------ Listed records

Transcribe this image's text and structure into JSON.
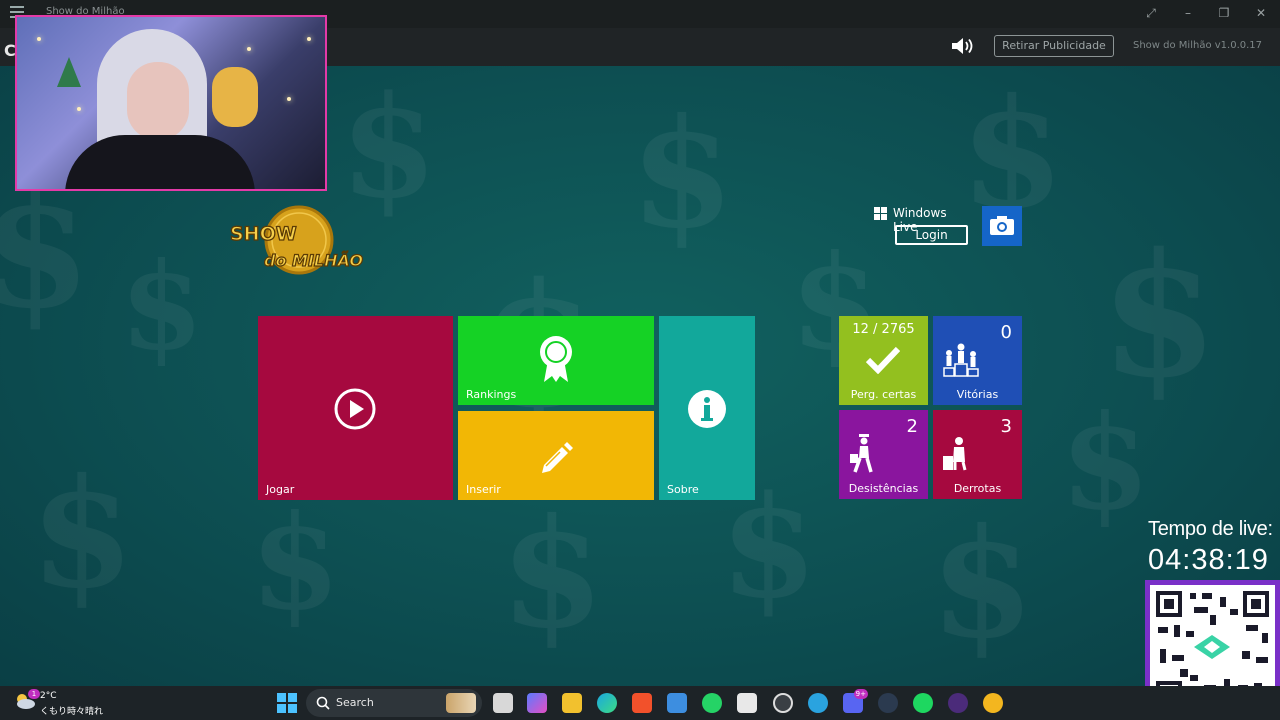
{
  "window": {
    "title": "Show do Milhão"
  },
  "header": {
    "ads_button": "Retirar Publicidade",
    "version": "Show do Milhão v1.0.0.17",
    "back_letter": "C"
  },
  "login": {
    "brand": "Windows Live",
    "button": "Login"
  },
  "logo": {
    "line1": "SHOW",
    "line2": "do MILHÃO"
  },
  "tiles": {
    "jogar": {
      "label": "Jogar",
      "color": "#a6093f"
    },
    "rankings": {
      "label": "Rankings",
      "color": "#15d225"
    },
    "inserir": {
      "label": "Inserir",
      "color": "#f2b705"
    },
    "sobre": {
      "label": "Sobre",
      "color": "#12a89b"
    }
  },
  "stats": {
    "perg_certas": {
      "label": "Perg. certas",
      "value": "12 / 2765",
      "color": "#93c01f"
    },
    "vitorias": {
      "label": "Vitórias",
      "value": "0",
      "color": "#1f4fb5"
    },
    "desistencias": {
      "label": "Desistências",
      "value": "2",
      "color": "#8a159e"
    },
    "derrotas": {
      "label": "Derrotas",
      "value": "3",
      "color": "#a6093f"
    }
  },
  "overlay": {
    "live_label": "Tempo de live:",
    "live_time": "04:38:19"
  },
  "taskbar": {
    "weather_temp": "2°C",
    "weather_cond": "くもり時々晴れ",
    "weather_badge": "1",
    "search_placeholder": "Search",
    "discord_badge": "9+"
  }
}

------------

**Given instruction:**
Using the material above, set down every line exactly, but skip the pictures.

**Exercise result:**
Transcribe this image's text and structure into JSON.
{
  "window": {
    "title": "Show do Milhão"
  },
  "header": {
    "ads_button": "Retirar Publicidade",
    "version": "Show do Milhão v1.0.0.17",
    "back_letter": "C"
  },
  "login": {
    "brand": "Windows Live",
    "button": "Login"
  },
  "logo": {
    "line1": "SHOW",
    "line2": "do MILHÃO"
  },
  "tiles": {
    "jogar": {
      "label": "Jogar",
      "color": "#a6093f"
    },
    "rankings": {
      "label": "Rankings",
      "color": "#15d225"
    },
    "inserir": {
      "label": "Inserir",
      "color": "#f2b705"
    },
    "sobre": {
      "label": "Sobre",
      "color": "#12a89b"
    }
  },
  "stats": {
    "perg_certas": {
      "label": "Perg. certas",
      "value": "12 / 2765",
      "color": "#93c01f"
    },
    "vitorias": {
      "label": "Vitórias",
      "value": "0",
      "color": "#1f4fb5"
    },
    "desistencias": {
      "label": "Desistências",
      "value": "2",
      "color": "#8a159e"
    },
    "derrotas": {
      "label": "Derrotas",
      "value": "3",
      "color": "#a6093f"
    }
  },
  "overlay": {
    "live_label": "Tempo de live:",
    "live_time": "04:38:19"
  },
  "taskbar": {
    "weather_temp": "2°C",
    "weather_cond": "くもり時々晴れ",
    "weather_badge": "1",
    "search_placeholder": "Search",
    "discord_badge": "9+"
  }
}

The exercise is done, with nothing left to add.